-- STATED TASK --
Scan the listing below. Report each line that includes "②氢氧化钡溶液".

-- INPUT FOR THIS TASK --
BEGIN
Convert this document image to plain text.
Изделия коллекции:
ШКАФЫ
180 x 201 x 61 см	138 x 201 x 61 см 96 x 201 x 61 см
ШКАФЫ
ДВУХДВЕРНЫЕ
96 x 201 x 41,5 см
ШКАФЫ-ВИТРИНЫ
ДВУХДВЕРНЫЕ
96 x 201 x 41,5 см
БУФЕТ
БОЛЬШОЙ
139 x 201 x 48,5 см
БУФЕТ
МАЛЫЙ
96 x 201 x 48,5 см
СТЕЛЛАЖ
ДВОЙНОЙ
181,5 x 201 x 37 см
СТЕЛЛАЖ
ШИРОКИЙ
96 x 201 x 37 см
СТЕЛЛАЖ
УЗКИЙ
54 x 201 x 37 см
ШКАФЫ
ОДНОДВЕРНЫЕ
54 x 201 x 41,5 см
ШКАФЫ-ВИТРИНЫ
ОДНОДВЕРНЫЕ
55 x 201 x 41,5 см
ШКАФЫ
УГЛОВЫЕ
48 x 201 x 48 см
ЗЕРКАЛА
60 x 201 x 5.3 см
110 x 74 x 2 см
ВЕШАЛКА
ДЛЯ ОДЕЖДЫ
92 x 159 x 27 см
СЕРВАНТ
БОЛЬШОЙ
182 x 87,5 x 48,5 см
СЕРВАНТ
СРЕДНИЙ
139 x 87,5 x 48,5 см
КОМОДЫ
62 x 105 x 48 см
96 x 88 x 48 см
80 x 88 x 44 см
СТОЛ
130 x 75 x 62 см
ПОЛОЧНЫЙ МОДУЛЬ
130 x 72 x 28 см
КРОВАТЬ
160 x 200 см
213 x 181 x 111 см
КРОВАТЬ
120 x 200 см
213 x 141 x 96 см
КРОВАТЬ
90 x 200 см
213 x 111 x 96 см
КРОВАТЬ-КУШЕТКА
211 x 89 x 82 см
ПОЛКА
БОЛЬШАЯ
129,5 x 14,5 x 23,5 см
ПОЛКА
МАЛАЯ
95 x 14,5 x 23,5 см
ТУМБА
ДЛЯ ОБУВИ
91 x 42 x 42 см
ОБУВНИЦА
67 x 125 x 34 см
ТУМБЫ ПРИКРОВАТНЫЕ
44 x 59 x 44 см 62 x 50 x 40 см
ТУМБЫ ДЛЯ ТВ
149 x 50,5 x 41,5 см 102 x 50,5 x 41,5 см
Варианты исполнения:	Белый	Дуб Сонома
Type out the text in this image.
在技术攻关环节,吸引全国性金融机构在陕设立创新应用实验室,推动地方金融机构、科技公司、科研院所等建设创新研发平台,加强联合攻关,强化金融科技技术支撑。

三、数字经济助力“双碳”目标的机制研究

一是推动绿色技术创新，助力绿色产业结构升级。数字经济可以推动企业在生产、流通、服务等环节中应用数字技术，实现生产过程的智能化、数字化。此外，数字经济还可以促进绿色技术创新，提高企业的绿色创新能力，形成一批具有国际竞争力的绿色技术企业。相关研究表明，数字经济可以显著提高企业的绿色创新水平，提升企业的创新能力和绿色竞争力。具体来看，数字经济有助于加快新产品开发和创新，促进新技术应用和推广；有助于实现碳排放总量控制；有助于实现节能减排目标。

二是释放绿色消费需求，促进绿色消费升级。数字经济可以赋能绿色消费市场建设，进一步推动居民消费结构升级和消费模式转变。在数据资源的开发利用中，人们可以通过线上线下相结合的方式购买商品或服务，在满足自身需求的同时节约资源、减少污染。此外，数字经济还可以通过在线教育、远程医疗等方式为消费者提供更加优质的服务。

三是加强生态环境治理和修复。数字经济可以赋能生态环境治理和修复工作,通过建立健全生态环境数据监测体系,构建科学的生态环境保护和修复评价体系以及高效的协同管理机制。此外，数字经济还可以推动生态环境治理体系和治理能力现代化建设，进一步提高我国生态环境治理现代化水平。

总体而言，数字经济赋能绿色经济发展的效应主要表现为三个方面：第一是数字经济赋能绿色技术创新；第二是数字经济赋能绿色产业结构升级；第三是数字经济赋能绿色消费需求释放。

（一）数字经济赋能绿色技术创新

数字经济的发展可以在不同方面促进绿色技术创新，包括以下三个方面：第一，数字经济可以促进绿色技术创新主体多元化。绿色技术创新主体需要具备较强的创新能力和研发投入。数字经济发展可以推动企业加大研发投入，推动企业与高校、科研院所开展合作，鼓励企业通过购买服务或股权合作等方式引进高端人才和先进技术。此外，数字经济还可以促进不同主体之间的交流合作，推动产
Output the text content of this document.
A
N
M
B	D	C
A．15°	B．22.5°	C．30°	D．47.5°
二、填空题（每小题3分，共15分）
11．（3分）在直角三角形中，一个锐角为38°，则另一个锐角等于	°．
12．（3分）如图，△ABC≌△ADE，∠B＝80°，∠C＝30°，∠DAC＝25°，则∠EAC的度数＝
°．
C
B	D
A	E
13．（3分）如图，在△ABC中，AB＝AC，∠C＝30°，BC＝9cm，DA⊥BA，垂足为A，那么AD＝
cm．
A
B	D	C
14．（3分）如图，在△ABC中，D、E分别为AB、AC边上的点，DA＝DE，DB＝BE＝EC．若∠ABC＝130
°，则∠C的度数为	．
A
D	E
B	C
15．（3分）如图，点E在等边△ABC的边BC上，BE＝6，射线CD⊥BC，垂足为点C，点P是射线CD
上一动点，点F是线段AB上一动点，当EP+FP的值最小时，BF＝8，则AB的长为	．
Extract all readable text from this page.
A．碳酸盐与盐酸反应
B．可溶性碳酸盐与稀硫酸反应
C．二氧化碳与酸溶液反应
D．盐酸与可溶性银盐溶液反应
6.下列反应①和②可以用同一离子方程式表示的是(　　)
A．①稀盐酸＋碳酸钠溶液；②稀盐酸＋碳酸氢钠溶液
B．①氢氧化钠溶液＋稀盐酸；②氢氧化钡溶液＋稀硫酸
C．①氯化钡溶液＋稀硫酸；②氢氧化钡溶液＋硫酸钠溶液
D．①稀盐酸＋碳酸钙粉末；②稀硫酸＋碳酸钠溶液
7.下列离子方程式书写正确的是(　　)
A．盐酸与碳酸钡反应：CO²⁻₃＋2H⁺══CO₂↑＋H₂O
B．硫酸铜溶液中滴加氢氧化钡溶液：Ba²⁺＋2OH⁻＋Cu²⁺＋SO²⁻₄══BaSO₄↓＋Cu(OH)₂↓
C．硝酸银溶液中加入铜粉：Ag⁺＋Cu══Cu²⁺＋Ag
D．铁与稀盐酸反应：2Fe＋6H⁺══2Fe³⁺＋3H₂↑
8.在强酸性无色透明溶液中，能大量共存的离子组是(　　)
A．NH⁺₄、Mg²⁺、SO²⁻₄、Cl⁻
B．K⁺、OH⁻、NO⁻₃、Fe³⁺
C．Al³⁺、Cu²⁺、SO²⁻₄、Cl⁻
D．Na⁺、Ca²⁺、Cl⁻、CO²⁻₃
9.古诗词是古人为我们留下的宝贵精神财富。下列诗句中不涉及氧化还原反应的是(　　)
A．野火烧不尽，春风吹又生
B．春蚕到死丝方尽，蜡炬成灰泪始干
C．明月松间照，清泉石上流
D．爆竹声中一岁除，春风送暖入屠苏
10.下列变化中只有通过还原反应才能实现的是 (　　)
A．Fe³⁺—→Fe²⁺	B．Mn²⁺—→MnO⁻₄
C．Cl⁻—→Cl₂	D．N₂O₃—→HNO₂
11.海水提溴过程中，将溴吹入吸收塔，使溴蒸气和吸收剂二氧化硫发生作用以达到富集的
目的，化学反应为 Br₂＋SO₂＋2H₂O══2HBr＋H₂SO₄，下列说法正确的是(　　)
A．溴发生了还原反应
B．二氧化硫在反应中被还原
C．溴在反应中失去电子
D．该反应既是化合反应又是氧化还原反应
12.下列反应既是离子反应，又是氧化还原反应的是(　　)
END
-- SOLUTION TO THIS TASK --
B．①氢氧化钠溶液＋稀盐酸；②氢氧化钡溶液＋稀硫酸
C．①氯化钡溶液＋稀硫酸；②氢氧化钡溶液＋硫酸钠溶液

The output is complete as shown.